__The problem__
Copy the records verbatim, from the first line through the line containing "note-line-2: in between", including both.

[Boxed element entries]
---------------

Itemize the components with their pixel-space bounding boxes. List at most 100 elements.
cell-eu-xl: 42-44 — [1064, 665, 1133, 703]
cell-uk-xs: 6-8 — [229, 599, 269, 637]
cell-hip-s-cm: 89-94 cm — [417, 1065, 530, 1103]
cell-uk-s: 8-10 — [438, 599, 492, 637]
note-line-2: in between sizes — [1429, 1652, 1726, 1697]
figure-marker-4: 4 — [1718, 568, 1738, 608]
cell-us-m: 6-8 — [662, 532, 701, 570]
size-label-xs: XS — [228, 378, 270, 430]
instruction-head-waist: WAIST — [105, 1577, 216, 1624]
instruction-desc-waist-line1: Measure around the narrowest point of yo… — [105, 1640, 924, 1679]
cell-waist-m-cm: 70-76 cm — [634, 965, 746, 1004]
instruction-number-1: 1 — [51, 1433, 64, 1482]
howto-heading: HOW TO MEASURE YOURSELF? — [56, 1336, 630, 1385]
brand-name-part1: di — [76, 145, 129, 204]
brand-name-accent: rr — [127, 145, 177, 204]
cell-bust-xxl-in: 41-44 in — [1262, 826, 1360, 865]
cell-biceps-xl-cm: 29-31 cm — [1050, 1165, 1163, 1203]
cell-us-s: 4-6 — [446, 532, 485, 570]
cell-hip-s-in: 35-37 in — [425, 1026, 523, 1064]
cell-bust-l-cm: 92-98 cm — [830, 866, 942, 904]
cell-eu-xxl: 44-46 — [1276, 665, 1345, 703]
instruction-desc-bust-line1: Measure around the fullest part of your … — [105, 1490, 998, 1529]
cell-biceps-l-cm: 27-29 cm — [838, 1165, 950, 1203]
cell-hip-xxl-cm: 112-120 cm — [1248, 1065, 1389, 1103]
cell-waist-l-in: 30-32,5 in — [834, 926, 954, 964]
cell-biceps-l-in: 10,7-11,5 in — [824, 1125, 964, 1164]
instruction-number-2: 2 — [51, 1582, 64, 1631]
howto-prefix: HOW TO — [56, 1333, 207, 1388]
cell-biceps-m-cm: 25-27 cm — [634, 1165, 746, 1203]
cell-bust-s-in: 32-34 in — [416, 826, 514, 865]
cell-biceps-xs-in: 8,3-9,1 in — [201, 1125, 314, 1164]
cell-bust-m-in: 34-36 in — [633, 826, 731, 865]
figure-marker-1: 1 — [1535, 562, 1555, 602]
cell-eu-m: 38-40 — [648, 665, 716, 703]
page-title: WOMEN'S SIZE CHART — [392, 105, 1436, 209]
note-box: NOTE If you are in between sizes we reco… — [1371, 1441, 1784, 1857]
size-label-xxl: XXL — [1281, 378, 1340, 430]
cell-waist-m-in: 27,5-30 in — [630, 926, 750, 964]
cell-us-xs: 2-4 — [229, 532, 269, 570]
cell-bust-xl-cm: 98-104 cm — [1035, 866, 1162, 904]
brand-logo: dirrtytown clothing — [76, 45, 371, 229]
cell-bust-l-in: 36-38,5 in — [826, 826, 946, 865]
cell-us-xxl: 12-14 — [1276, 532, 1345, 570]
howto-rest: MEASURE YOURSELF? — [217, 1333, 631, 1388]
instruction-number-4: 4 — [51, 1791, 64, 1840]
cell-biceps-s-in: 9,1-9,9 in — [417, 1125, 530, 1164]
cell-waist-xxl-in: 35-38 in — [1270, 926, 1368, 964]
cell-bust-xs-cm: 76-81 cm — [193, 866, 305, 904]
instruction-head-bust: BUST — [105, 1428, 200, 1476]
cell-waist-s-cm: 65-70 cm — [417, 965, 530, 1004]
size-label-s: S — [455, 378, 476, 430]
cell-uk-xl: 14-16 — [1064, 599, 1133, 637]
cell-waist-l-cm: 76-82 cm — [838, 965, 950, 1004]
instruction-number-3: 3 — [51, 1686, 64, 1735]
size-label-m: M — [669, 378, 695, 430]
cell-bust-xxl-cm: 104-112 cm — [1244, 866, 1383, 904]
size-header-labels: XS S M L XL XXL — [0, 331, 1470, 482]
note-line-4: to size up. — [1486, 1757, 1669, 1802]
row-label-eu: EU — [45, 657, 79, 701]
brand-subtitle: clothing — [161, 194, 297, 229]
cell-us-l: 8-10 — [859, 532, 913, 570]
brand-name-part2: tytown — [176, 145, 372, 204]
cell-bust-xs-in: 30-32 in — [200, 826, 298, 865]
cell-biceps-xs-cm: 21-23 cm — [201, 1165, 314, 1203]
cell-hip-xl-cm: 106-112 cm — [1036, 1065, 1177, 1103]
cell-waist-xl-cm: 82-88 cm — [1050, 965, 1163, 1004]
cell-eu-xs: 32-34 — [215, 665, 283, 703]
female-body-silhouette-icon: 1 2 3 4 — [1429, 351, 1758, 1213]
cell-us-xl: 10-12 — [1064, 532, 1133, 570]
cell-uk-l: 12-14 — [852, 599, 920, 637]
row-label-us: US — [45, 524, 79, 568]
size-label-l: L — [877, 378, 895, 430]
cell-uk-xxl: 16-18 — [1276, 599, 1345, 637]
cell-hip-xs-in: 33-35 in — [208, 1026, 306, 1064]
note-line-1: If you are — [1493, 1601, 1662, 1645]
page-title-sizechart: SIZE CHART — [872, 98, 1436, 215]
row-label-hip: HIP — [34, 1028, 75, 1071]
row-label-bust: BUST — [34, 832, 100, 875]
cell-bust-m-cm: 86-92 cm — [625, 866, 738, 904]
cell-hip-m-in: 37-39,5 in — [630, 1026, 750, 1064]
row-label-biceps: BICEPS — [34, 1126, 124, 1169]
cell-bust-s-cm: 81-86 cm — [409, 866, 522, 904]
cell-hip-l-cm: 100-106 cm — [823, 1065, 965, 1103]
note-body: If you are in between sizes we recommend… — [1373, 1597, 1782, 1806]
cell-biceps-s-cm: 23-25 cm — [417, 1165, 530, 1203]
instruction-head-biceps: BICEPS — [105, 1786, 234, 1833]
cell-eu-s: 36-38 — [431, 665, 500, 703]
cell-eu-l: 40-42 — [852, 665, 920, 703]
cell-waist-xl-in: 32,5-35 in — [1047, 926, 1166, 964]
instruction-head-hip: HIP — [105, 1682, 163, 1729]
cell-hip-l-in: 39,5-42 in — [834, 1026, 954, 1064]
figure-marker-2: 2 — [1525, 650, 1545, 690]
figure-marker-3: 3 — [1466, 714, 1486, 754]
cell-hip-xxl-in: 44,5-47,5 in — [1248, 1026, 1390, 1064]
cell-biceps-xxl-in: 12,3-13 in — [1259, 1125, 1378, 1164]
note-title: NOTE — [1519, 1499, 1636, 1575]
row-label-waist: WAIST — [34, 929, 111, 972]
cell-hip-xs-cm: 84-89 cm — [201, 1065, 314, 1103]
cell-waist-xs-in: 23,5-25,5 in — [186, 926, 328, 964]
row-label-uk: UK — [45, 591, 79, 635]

---------------

__Output below__
Itemize the components with their pixel-space bounding boxes. List at most 100 elements.
cell-eu-xl: 42-44 — [1064, 665, 1133, 703]
cell-uk-xs: 6-8 — [229, 599, 269, 637]
cell-hip-s-cm: 89-94 cm — [417, 1065, 530, 1103]
cell-uk-s: 8-10 — [438, 599, 492, 637]
note-line-2: in between sizes — [1429, 1652, 1726, 1697]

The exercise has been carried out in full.